Check each line of the records below for the word "controller" and copy those where it appears.

+ + + + +

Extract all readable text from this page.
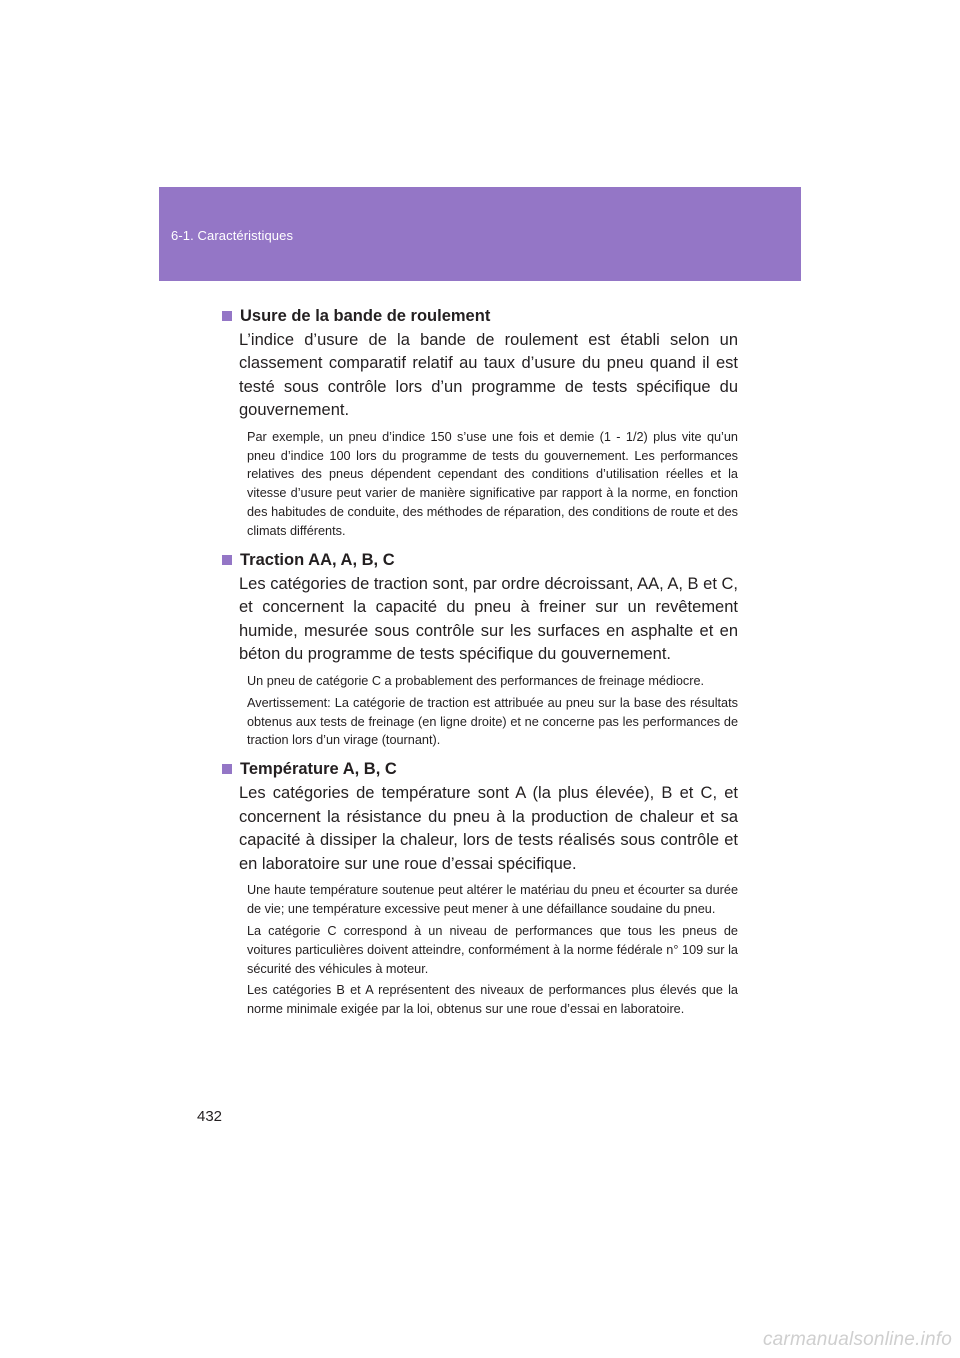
6-1. Caractéristiques
Usure de la bande de roulement

L’indice d’usure de la bande de roulement est établi selon un classement comparatif relatif au taux d’usure du pneu quand il est testé sous contrôle lors d’un programme de tests spécifique du gouvernement.

Par exemple, un pneu d’indice 150 s’use une fois et demie (1 - 1/2) plus vite qu’un pneu d’indice 100 lors du programme de tests du gouvernement. Les performances relatives des pneus dépendent cependant des conditions d’utilisation réelles et la vitesse d’usure peut varier de manière significative par rapport à la norme, en fonction des habitudes de conduite, des méthodes de réparation, des conditions de route et des climats différents.

Traction AA, A, B, C

Les catégories de traction sont, par ordre décroissant, AA, A, B et C, et concernent la capacité du pneu à freiner sur un revêtement humide, mesurée sous contrôle sur les surfaces en asphalte et en béton du programme de tests spécifique du gouvernement.

Un pneu de catégorie C a probablement des performances de freinage médiocre.

Avertissement: La catégorie de traction est attribuée au pneu sur la base des résultats obtenus aux tests de freinage (en ligne droite) et ne concerne pas les performances de traction lors d’un virage (tournant).

Température A, B, C

Les catégories de température sont A (la plus élevée), B et C, et concernent la résistance du pneu à la production de chaleur et sa capacité à dissiper la chaleur, lors de tests réalisés sous contrôle et en laboratoire sur une roue d’essai spécifique.

Une haute température soutenue peut altérer le matériau du pneu et écourter sa durée de vie; une température excessive peut mener à une défaillance soudaine du pneu.

La catégorie C correspond à un niveau de performances que tous les pneus de voitures particulières doivent atteindre, conformément à la norme fédérale n° 109 sur la sécurité des véhicules à moteur.

Les catégories B et A représentent des niveaux de performances plus élevés que la norme minimale exigée par la loi, obtenus sur une roue d’essai en laboratoire.

432
carmanualsonline.info
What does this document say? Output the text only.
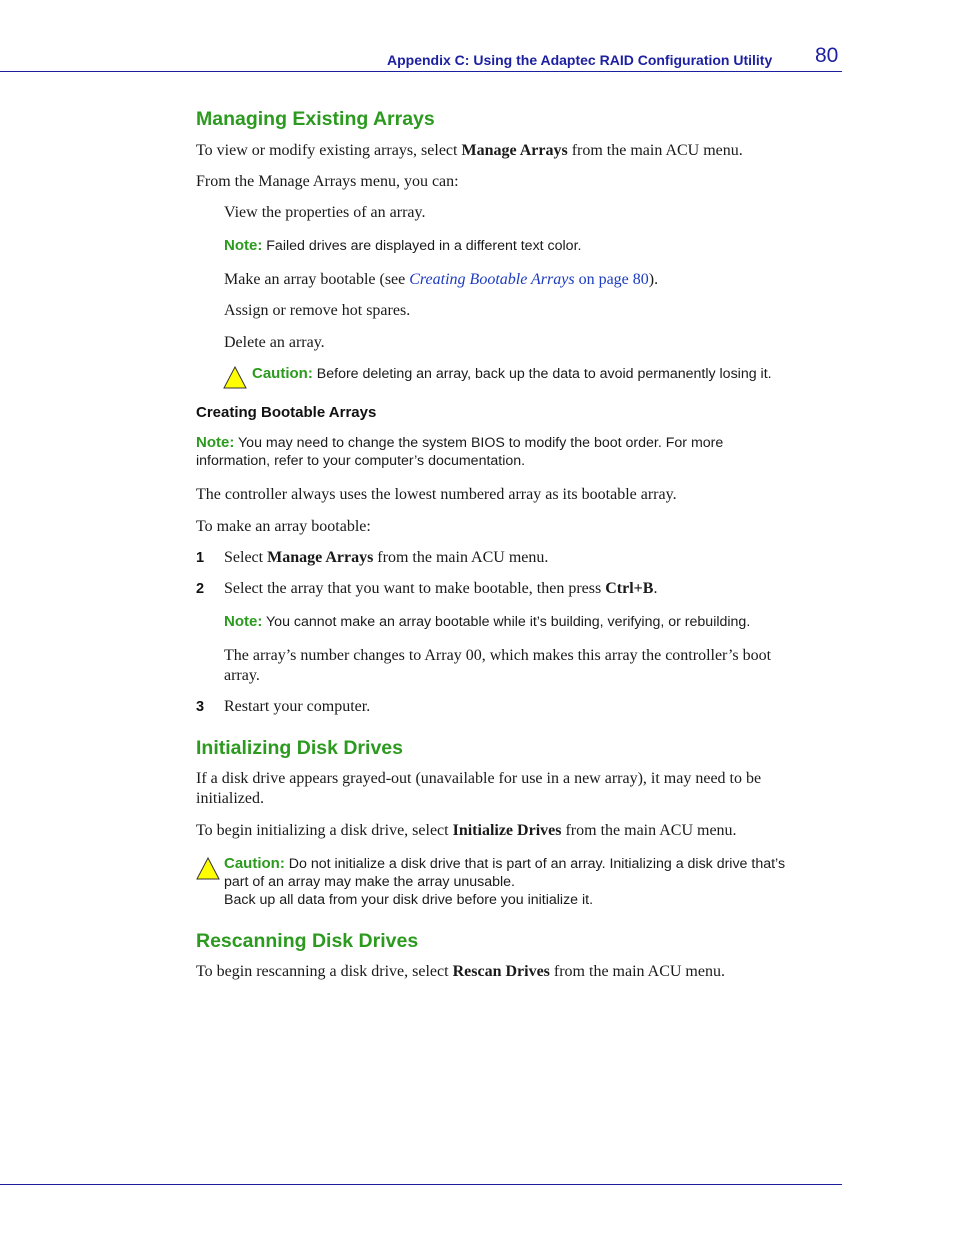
Appendix C: Using the Adaptec RAID Configuration Utility 80
Managing Existing Arrays
To view or modify existing arrays, select Manage Arrays from the main ACU menu.
From the Manage Arrays menu, you can:
View the properties of an array.
Note: Failed drives are displayed in a different text color.
Make an array bootable (see Creating Bootable Arrays on page 80).
Assign or remove hot spares.
Delete an array.
Caution: Before deleting an array, back up the data to avoid permanently losing it.
Creating Bootable Arrays
Note: You may need to change the system BIOS to modify the boot order. For more
information, refer to your computer’s documentation.
The controller always uses the lowest numbered array as its bootable array.
To make an array bootable:
1 Select Manage Arrays from the main ACU menu.
2 Select the array that you want to make bootable, then press Ctrl+B.
Note: You cannot make an array bootable while it’s building, verifying, or rebuilding.
The array’s number changes to Array 00, which makes this array the controller’s boot
array.
3 Restart your computer.
Initializing Disk Drives
If a disk drive appears grayed-out (unavailable for use in a new array), it may need to be
initialized.
To begin initializing a disk drive, select Initialize Drives from the main ACU menu.
Caution: Do not initialize a disk drive that is part of an array. Initializing a disk drive that’s
part of an array may make the array unusable.
Back up all data from your disk drive before you initialize it.
Rescanning Disk Drives
To begin rescanning a disk drive, select Rescan Drives from the main ACU menu.
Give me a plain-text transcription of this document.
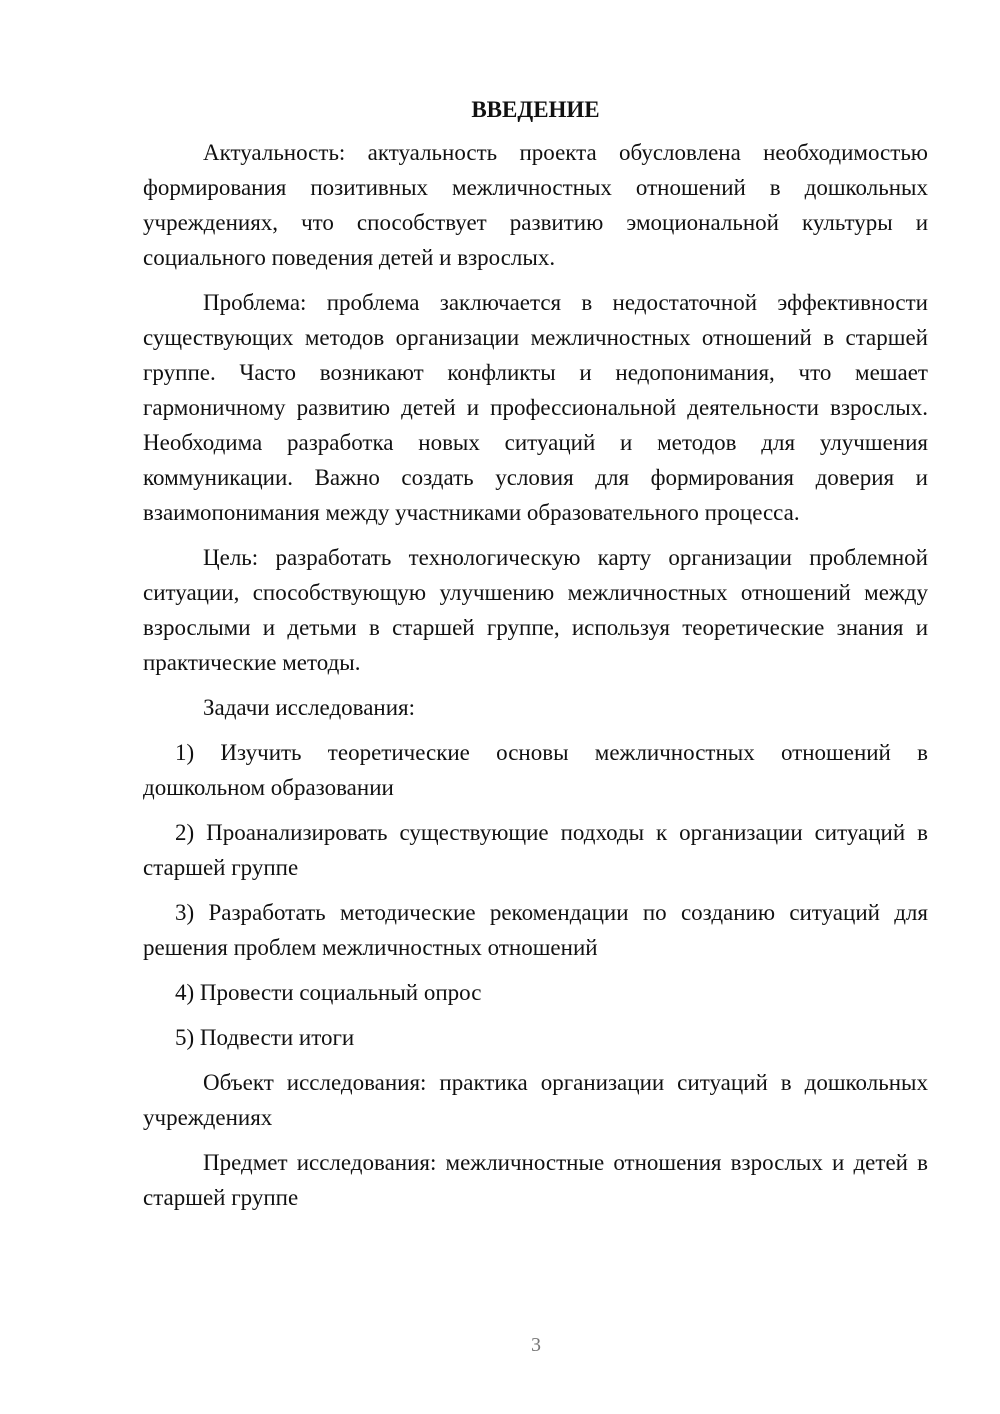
ВВЕДЕНИЕ

Актуальность: актуальность проекта обусловлена необходимостью формирования позитивных межличностных отношений в дошкольных учреждениях, что способствует развитию эмоциональной культуры и социального поведения детей и взрослых.

Проблема: проблема заключается в недостаточной эффективности существующих методов организации межличностных отношений в старшей группе. Часто возникают конфликты и недопонимания, что мешает гармоничному развитию детей и профессиональной деятельности взрослых. Необходима разработка новых ситуаций и методов для улучшения коммуникации. Важно создать условия для формирования доверия и взаимопонимания между участниками образовательного процесса.

Цель: разработать технологическую карту организации проблемной ситуации, способствующую улучшению межличностных отношений между взрослыми и детьми в старшей группе, используя теоретические знания и практические методы.

Задачи исследования:

1) Изучить теоретические основы межличностных отношений в дошкольном образовании

2) Проанализировать существующие подходы к организации ситуаций в старшей группе

3) Разработать методические рекомендации по созданию ситуаций для решения проблем межличностных отношений

4) Провести социальный опрос

5) Подвести итоги

Объект исследования: практика организации ситуаций в дошкольных учреждениях

Предмет исследования: межличностные отношения взрослых и детей в старшей группе

3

+ + + + +

(THE REPLY):
The controller always uses the lowest numbered array as its bootable array.
The array’s number changes to Array 00, which makes this array the controller’s boot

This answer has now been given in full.